TASK PROMPT » Pick out each line containing the string "true".

== GIVEN INFORMATION

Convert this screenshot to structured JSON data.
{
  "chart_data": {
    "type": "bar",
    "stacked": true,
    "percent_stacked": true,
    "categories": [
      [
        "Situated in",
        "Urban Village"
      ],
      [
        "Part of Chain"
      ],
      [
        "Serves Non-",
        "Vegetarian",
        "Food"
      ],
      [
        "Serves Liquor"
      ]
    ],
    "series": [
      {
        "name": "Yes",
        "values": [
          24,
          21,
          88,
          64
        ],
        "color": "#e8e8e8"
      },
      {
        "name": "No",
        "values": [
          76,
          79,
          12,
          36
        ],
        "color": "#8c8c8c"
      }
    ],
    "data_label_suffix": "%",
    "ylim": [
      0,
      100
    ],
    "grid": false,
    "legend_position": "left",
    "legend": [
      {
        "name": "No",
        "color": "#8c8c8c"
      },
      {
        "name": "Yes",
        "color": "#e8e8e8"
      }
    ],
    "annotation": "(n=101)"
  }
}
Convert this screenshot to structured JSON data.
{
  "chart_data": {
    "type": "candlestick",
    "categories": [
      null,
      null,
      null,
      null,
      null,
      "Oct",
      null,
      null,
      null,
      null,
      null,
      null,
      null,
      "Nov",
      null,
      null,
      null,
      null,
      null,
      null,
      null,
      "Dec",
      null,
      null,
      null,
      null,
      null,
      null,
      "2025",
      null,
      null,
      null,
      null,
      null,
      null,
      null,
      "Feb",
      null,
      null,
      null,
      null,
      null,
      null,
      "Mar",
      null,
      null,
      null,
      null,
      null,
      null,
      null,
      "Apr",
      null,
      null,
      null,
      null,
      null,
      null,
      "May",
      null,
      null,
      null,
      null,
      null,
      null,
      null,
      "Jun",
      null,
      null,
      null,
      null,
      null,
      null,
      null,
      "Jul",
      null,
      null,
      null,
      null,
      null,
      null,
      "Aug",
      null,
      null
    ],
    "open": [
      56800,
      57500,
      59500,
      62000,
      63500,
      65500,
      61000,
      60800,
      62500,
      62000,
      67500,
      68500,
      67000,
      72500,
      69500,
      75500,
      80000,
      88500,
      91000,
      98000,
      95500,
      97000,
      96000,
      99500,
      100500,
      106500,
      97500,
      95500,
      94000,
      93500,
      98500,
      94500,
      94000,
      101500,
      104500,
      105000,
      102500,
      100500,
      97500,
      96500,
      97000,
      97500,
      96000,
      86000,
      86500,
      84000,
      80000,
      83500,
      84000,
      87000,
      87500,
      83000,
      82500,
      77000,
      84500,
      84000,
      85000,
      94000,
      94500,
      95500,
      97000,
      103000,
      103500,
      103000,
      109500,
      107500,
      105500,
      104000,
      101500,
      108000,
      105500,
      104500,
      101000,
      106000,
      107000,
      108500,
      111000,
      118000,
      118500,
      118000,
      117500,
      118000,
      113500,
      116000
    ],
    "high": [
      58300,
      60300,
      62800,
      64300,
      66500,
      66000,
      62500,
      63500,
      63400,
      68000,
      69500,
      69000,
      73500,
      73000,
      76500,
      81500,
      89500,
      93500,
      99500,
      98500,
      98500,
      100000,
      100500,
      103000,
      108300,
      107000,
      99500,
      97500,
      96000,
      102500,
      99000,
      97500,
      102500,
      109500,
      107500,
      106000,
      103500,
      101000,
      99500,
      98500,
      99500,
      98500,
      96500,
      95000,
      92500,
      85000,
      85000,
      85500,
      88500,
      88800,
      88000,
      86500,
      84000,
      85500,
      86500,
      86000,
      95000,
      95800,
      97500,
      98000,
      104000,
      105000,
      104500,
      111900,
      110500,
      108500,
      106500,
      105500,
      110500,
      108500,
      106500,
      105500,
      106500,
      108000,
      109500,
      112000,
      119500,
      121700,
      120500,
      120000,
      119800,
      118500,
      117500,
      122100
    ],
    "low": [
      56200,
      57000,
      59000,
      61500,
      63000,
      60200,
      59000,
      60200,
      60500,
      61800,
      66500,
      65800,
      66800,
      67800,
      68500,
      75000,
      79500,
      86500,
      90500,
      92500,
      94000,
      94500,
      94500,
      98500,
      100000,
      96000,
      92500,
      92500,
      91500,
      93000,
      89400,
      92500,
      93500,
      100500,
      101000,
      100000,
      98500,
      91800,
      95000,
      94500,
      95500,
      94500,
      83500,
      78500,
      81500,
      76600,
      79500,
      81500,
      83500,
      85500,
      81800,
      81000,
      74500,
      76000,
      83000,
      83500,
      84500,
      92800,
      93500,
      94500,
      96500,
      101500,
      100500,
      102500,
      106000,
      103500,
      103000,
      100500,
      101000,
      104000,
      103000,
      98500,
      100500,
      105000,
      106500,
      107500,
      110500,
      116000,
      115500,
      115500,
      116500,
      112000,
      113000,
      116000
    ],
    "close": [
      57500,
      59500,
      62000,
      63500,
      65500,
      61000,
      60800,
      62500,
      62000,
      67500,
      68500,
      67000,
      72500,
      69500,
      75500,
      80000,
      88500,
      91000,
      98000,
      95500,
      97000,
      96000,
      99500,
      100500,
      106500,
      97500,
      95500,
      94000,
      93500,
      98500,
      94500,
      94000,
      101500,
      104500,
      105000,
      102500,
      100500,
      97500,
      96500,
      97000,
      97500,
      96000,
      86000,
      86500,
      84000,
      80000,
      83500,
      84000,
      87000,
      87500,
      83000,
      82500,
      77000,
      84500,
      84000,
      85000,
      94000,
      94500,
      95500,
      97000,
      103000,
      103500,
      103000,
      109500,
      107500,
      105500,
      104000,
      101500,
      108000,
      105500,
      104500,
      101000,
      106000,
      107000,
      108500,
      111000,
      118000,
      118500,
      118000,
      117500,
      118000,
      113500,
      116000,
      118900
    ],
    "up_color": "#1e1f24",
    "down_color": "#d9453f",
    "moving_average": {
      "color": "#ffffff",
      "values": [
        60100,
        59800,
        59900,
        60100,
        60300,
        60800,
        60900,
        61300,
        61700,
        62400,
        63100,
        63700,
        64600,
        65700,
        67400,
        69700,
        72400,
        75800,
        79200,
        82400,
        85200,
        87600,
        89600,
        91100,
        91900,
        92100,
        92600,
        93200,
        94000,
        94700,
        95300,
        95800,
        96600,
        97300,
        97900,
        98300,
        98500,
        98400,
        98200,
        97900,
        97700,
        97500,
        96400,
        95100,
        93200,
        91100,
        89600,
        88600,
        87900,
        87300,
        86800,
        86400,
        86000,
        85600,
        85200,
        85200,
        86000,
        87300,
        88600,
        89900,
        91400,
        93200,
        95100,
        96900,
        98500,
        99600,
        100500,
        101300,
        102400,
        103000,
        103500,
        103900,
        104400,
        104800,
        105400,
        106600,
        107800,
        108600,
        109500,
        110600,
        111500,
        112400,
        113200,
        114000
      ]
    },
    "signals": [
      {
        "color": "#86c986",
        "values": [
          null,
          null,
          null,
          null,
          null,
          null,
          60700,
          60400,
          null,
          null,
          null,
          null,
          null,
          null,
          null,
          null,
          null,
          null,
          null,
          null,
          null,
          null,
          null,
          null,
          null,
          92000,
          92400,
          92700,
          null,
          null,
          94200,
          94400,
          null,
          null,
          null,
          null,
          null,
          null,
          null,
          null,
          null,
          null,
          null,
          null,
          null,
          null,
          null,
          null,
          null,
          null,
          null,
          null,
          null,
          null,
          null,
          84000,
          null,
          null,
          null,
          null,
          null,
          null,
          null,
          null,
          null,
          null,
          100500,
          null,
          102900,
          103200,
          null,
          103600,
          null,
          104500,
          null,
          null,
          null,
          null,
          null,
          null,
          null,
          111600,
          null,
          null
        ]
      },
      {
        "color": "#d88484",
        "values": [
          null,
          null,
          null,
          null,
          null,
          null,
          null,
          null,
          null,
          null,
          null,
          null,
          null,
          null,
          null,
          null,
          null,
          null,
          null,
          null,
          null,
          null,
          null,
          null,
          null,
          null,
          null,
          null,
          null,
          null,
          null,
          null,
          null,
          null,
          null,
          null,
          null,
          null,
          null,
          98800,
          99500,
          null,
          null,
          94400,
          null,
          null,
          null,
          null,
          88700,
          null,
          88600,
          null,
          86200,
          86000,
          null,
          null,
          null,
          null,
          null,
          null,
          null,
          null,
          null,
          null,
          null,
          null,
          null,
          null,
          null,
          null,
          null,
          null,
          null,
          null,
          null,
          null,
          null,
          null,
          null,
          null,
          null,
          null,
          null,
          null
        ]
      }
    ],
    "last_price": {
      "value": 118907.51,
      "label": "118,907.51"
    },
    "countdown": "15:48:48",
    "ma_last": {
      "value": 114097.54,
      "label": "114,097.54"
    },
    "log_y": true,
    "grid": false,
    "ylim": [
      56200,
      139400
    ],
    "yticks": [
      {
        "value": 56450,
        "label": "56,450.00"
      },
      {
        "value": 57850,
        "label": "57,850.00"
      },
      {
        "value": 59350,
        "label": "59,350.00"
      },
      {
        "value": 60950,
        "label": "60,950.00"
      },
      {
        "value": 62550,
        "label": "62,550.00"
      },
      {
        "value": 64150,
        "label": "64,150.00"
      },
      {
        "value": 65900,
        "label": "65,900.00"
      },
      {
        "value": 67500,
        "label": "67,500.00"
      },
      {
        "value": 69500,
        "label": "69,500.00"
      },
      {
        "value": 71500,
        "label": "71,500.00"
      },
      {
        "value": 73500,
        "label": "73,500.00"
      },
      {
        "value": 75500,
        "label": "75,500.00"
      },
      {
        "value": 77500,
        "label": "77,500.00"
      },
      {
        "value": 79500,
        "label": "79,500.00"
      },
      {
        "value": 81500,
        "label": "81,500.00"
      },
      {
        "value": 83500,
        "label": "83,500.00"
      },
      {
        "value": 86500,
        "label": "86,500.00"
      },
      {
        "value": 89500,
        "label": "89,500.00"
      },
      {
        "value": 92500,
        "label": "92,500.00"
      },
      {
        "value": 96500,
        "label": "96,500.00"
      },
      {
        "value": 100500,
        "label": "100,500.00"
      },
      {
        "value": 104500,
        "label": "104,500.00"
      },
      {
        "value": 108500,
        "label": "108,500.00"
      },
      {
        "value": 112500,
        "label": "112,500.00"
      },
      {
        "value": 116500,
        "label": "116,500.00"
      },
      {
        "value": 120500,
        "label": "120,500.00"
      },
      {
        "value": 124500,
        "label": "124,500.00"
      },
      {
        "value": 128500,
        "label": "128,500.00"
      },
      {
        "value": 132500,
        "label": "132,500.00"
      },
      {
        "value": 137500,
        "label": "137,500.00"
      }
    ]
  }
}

====

WRITTEN REPLY »
    "stacked": true,
    "percent_stacked": true,
    "log_y": true,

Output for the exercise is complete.